> **Set problem**:
Sort through the data and copy the lines holding the word "неделе".

> **Material shown**:
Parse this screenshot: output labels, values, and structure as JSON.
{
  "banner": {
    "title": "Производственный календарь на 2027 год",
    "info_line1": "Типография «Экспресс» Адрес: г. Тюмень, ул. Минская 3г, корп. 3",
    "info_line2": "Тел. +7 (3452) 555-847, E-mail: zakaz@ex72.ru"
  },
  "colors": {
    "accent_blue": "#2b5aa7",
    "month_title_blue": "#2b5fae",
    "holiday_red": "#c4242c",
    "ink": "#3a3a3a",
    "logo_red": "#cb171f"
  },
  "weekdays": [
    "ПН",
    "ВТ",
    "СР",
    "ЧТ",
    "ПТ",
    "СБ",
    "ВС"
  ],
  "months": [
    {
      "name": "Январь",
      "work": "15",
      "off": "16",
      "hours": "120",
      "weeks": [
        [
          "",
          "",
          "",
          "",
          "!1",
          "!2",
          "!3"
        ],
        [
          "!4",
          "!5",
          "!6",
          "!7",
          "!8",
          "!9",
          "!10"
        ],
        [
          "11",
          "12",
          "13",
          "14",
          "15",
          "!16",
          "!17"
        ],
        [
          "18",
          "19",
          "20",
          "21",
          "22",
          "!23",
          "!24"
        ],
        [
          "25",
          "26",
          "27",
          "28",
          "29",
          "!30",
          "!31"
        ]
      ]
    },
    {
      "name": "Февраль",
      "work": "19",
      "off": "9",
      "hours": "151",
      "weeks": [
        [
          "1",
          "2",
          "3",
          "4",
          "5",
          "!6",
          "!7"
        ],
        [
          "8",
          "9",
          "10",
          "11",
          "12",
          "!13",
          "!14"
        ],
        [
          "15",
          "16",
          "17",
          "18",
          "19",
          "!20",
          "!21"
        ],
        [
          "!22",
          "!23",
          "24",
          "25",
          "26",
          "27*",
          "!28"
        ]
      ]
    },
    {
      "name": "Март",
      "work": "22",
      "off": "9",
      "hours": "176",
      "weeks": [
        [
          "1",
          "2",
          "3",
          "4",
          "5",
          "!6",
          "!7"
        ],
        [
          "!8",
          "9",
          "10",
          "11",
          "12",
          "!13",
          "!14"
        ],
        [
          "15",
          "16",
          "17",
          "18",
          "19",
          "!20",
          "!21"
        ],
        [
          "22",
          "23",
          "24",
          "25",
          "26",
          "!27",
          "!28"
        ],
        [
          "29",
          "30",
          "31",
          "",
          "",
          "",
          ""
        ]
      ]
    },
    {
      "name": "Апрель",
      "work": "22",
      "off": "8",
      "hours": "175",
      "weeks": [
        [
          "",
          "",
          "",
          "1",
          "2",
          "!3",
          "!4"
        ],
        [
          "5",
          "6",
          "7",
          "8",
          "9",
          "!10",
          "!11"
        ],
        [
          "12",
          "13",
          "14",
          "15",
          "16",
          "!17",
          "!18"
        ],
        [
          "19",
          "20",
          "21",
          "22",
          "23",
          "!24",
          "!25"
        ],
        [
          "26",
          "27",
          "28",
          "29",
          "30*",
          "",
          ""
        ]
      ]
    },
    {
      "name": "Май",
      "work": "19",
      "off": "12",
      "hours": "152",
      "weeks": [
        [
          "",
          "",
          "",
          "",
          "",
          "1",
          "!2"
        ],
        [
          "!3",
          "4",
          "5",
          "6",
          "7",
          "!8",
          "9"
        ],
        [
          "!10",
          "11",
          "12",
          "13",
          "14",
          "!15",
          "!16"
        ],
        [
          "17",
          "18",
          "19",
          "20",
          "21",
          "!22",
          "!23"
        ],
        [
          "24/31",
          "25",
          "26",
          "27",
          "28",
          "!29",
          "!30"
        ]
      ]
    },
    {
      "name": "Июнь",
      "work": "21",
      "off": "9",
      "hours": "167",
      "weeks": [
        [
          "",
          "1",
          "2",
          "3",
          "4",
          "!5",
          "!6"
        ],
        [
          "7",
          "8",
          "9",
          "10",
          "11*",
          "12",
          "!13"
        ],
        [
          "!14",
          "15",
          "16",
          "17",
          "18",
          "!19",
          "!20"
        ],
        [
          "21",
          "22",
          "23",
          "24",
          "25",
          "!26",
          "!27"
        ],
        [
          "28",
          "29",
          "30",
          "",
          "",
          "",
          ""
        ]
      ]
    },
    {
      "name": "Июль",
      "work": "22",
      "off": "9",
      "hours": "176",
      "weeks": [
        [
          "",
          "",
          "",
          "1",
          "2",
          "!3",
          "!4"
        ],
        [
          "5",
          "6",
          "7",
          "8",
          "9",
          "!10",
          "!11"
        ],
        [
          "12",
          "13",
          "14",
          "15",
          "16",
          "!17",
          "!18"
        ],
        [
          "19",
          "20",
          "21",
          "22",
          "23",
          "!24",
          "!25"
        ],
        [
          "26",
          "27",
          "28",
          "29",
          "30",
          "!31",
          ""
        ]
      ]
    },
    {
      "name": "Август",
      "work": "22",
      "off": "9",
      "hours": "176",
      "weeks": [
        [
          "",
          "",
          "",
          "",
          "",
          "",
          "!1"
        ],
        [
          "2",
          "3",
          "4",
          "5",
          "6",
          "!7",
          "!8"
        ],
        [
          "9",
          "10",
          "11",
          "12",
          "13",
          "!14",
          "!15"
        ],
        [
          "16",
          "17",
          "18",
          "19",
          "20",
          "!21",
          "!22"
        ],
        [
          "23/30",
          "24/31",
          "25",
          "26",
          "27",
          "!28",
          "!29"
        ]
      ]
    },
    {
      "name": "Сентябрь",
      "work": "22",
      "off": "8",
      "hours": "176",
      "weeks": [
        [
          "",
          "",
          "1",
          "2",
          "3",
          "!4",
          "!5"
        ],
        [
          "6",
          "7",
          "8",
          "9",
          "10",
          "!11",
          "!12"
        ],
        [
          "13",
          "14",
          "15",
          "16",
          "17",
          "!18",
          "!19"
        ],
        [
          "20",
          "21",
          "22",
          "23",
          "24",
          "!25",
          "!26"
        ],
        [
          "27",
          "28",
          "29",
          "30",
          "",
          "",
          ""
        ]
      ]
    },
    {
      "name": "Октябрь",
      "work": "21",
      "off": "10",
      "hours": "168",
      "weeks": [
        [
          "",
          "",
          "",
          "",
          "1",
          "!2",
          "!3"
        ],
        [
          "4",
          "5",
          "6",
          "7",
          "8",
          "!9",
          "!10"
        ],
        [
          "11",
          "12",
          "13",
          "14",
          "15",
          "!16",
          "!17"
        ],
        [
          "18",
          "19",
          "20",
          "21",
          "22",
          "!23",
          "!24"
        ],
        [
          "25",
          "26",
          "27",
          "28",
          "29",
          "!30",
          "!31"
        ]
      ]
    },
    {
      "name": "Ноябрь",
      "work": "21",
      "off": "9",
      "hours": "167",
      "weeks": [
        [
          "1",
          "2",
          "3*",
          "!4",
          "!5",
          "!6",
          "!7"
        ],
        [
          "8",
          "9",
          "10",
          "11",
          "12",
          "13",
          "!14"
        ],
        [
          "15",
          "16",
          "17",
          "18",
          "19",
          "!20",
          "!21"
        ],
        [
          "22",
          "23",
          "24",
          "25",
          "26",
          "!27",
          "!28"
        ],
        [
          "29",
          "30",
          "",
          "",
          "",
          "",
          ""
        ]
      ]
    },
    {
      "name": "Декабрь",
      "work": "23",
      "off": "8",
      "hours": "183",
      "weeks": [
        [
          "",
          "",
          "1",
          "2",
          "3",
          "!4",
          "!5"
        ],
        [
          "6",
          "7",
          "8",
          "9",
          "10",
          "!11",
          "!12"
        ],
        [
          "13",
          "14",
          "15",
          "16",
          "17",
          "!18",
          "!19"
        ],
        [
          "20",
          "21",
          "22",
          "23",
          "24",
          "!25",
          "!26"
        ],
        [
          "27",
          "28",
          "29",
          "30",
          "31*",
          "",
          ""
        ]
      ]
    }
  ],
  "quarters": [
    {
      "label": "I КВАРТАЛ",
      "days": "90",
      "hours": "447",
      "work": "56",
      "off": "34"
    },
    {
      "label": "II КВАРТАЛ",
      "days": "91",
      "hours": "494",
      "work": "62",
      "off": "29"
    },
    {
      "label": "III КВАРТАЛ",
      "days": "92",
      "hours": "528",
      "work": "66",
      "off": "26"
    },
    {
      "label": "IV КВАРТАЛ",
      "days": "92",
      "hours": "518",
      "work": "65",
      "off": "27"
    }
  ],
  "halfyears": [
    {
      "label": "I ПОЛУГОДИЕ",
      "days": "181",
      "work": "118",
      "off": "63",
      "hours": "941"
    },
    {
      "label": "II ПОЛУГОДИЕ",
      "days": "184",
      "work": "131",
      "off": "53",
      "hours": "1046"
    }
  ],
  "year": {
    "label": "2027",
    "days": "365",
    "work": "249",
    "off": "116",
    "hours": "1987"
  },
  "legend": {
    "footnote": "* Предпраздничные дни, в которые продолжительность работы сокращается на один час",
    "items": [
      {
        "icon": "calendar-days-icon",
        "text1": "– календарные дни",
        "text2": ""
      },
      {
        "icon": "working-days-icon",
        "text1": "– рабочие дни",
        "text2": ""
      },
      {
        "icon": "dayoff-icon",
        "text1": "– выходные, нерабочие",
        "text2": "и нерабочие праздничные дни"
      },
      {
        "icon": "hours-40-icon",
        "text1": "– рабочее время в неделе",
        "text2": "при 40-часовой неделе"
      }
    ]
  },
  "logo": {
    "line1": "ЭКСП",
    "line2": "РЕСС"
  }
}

> **Result below**:
        "text1": "– рабочее время в неделе",
        "text2": "при 40-часовой неделе"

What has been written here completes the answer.